§ TASK TO COMPLETE: Find every line below that contains the word "this" and copy it out.

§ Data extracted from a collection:
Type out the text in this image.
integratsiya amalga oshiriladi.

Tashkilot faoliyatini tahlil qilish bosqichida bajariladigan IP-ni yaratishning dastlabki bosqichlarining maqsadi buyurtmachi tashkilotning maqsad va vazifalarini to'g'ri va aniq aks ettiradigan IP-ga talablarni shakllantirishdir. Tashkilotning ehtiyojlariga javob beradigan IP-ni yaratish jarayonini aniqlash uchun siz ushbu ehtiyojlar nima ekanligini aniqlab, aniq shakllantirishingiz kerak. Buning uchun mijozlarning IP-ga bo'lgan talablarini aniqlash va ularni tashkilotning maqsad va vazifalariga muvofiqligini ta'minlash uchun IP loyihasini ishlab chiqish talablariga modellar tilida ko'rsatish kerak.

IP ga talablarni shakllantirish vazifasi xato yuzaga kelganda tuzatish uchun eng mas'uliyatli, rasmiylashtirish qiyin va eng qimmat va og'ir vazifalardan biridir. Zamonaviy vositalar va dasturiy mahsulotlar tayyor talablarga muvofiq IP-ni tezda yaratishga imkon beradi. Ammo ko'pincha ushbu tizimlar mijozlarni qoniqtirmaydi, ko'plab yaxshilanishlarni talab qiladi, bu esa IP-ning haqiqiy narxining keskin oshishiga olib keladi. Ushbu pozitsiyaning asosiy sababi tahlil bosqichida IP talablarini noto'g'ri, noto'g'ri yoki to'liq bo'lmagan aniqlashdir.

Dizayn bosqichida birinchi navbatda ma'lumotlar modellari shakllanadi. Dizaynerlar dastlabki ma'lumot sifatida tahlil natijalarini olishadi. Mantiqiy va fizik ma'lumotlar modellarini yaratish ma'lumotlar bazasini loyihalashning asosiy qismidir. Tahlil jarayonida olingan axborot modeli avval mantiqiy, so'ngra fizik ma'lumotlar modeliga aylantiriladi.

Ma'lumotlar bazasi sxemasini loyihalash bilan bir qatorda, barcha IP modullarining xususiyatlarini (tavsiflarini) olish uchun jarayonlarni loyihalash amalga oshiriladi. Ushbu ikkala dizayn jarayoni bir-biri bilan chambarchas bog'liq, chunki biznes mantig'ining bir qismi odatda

---

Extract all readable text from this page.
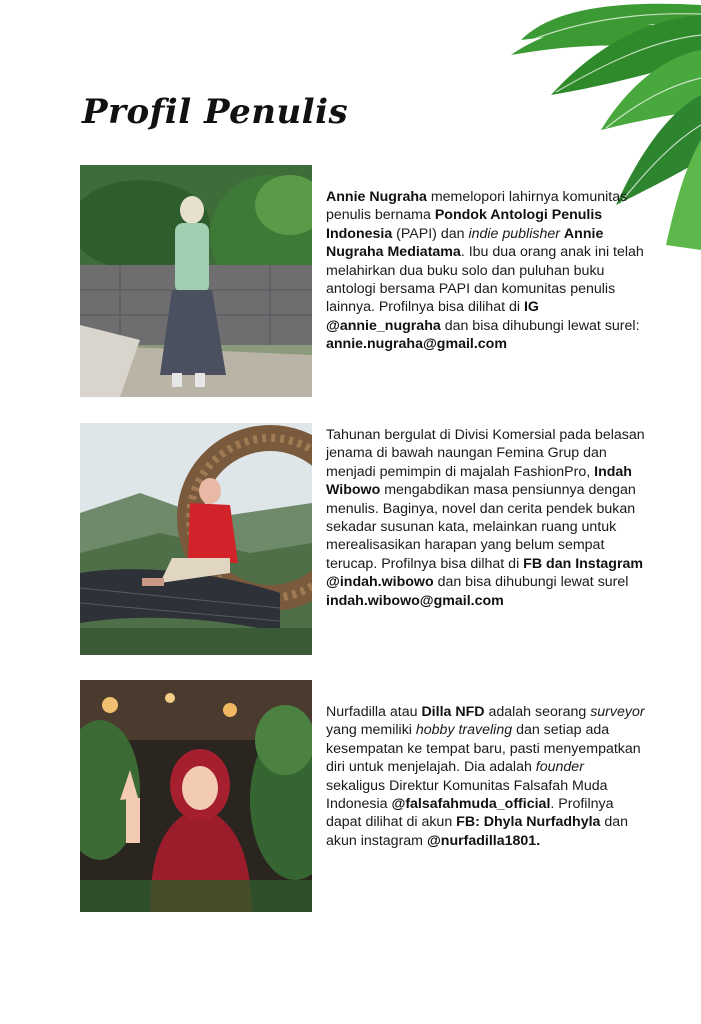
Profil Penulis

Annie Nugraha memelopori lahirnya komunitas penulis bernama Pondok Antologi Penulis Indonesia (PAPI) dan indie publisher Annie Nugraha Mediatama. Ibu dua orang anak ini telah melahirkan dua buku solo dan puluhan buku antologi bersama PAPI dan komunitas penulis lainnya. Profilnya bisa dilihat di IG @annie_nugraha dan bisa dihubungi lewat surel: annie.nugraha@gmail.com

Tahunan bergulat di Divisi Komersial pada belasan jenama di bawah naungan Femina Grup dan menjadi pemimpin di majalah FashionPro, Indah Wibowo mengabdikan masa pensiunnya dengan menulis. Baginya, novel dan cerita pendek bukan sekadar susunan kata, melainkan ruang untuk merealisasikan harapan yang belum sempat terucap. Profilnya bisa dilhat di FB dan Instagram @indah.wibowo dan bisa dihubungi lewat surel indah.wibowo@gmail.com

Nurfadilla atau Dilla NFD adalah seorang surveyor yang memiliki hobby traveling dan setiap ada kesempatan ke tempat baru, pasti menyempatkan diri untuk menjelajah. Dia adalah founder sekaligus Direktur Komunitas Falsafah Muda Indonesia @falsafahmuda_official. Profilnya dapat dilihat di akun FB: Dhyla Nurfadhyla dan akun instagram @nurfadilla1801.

§ WRITTEN SOLUTION:
Type out the text in this image.
Extract all readable text from this page.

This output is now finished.